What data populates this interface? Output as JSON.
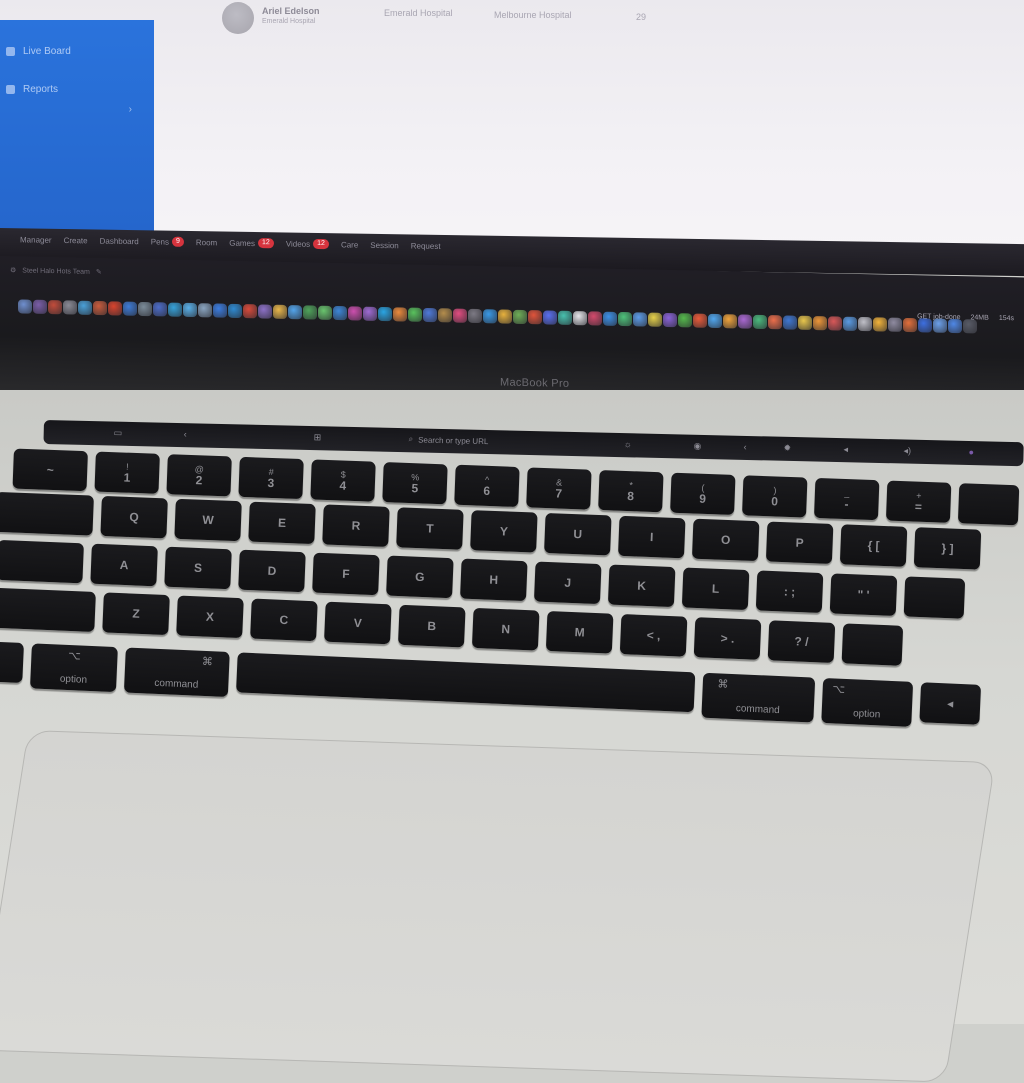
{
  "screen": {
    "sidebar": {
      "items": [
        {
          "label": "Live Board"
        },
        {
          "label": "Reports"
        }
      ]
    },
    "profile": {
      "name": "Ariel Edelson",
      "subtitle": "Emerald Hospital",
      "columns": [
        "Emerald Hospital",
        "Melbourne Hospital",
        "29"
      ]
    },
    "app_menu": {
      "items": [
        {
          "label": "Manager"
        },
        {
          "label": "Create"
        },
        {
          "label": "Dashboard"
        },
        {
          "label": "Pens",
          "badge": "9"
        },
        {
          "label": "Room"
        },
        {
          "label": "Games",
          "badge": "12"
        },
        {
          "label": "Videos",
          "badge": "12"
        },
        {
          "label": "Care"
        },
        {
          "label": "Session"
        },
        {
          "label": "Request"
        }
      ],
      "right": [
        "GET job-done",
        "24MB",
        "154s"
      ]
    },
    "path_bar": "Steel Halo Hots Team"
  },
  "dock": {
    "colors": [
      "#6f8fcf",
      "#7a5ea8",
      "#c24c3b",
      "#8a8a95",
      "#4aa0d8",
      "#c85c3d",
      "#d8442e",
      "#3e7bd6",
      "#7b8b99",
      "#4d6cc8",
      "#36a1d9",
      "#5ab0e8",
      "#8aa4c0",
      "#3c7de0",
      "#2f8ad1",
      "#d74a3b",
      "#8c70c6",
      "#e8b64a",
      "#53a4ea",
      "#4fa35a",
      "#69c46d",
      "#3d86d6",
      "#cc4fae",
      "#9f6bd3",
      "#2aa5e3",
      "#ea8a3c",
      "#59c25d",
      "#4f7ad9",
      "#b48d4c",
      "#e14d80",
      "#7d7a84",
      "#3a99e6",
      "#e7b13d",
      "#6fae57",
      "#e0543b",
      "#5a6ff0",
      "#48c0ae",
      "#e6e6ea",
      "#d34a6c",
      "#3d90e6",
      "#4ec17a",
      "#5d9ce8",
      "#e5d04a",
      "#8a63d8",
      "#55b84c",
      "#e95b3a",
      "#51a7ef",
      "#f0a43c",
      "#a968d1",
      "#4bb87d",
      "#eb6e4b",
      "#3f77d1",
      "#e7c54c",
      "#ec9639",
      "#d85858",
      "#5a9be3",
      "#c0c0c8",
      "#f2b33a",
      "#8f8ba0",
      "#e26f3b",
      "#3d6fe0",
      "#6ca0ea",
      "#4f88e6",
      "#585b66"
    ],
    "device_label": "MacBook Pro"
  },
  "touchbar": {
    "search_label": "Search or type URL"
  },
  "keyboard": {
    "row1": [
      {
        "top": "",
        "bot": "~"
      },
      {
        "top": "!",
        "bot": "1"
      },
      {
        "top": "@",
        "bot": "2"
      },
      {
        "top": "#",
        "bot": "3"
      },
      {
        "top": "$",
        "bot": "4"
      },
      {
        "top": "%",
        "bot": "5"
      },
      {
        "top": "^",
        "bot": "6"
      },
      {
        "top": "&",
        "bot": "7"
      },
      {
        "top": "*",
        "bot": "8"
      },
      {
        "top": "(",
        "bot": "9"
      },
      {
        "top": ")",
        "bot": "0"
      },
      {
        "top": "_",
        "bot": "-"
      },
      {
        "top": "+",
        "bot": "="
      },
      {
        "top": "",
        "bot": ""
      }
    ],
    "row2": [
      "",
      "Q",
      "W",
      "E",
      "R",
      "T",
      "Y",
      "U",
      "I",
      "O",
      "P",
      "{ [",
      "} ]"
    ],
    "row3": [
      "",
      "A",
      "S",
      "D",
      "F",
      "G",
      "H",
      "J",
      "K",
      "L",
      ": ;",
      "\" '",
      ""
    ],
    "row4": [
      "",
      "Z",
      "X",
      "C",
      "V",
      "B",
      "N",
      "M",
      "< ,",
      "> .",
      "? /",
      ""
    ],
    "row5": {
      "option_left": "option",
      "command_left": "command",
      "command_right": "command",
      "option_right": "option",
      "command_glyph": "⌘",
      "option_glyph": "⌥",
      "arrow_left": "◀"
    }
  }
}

————————

Reproduce the entries exactly. Do not carry over any picture.

• _OUTPUT BELOW_
What data populates this interface? Output as JSON.
{
  "screen": {
    "sidebar": {
      "items": [
        {
          "label": "Live Board"
        },
        {
          "label": "Reports"
        }
      ]
    },
    "profile": {
      "name": "Ariel Edelson",
      "subtitle": "Emerald Hospital",
      "columns": [
        "Emerald Hospital",
        "Melbourne Hospital",
        "29"
      ]
    },
    "app_menu": {
      "items": [
        {
          "label": "Manager"
        },
        {
          "label": "Create"
        },
        {
          "label": "Dashboard"
        },
        {
          "label": "Pens",
          "badge": "9"
        },
        {
          "label": "Room"
        },
        {
          "label": "Games",
          "badge": "12"
        },
        {
          "label": "Videos",
          "badge": "12"
        },
        {
          "label": "Care"
        },
        {
          "label": "Session"
        },
        {
          "label": "Request"
        }
      ],
      "right": [
        "GET job-done",
        "24MB",
        "154s"
      ]
    },
    "path_bar": "Steel Halo Hots Team"
  },
  "dock": {
    "colors": [
      "#6f8fcf",
      "#7a5ea8",
      "#c24c3b",
      "#8a8a95",
      "#4aa0d8",
      "#c85c3d",
      "#d8442e",
      "#3e7bd6",
      "#7b8b99",
      "#4d6cc8",
      "#36a1d9",
      "#5ab0e8",
      "#8aa4c0",
      "#3c7de0",
      "#2f8ad1",
      "#d74a3b",
      "#8c70c6",
      "#e8b64a",
      "#53a4ea",
      "#4fa35a",
      "#69c46d",
      "#3d86d6",
      "#cc4fae",
      "#9f6bd3",
      "#2aa5e3",
      "#ea8a3c",
      "#59c25d",
      "#4f7ad9",
      "#b48d4c",
      "#e14d80",
      "#7d7a84",
      "#3a99e6",
      "#e7b13d",
      "#6fae57",
      "#e0543b",
      "#5a6ff0",
      "#48c0ae",
      "#e6e6ea",
      "#d34a6c",
      "#3d90e6",
      "#4ec17a",
      "#5d9ce8",
      "#e5d04a",
      "#8a63d8",
      "#55b84c",
      "#e95b3a",
      "#51a7ef",
      "#f0a43c",
      "#a968d1",
      "#4bb87d",
      "#eb6e4b",
      "#3f77d1",
      "#e7c54c",
      "#ec9639",
      "#d85858",
      "#5a9be3",
      "#c0c0c8",
      "#f2b33a",
      "#8f8ba0",
      "#e26f3b",
      "#3d6fe0",
      "#6ca0ea",
      "#4f88e6",
      "#585b66"
    ],
    "device_label": "MacBook Pro"
  },
  "touchbar": {
    "search_label": "Search or type URL"
  },
  "keyboard": {
    "row1": [
      {
        "top": "",
        "bot": "~"
      },
      {
        "top": "!",
        "bot": "1"
      },
      {
        "top": "@",
        "bot": "2"
      },
      {
        "top": "#",
        "bot": "3"
      },
      {
        "top": "$",
        "bot": "4"
      },
      {
        "top": "%",
        "bot": "5"
      },
      {
        "top": "^",
        "bot": "6"
      },
      {
        "top": "&",
        "bot": "7"
      },
      {
        "top": "*",
        "bot": "8"
      },
      {
        "top": "(",
        "bot": "9"
      },
      {
        "top": ")",
        "bot": "0"
      },
      {
        "top": "_",
        "bot": "-"
      },
      {
        "top": "+",
        "bot": "="
      },
      {
        "top": "",
        "bot": ""
      }
    ],
    "row2": [
      "",
      "Q",
      "W",
      "E",
      "R",
      "T",
      "Y",
      "U",
      "I",
      "O",
      "P",
      "{ [",
      "} ]"
    ],
    "row3": [
      "",
      "A",
      "S",
      "D",
      "F",
      "G",
      "H",
      "J",
      "K",
      "L",
      ": ;",
      "\" '",
      ""
    ],
    "row4": [
      "",
      "Z",
      "X",
      "C",
      "V",
      "B",
      "N",
      "M",
      "< ,",
      "> .",
      "? /",
      ""
    ],
    "row5": {
      "option_left": "option",
      "command_left": "command",
      "command_right": "command",
      "option_right": "option",
      "command_glyph": "⌘",
      "option_glyph": "⌥",
      "arrow_left": "◀"
    }
  }
}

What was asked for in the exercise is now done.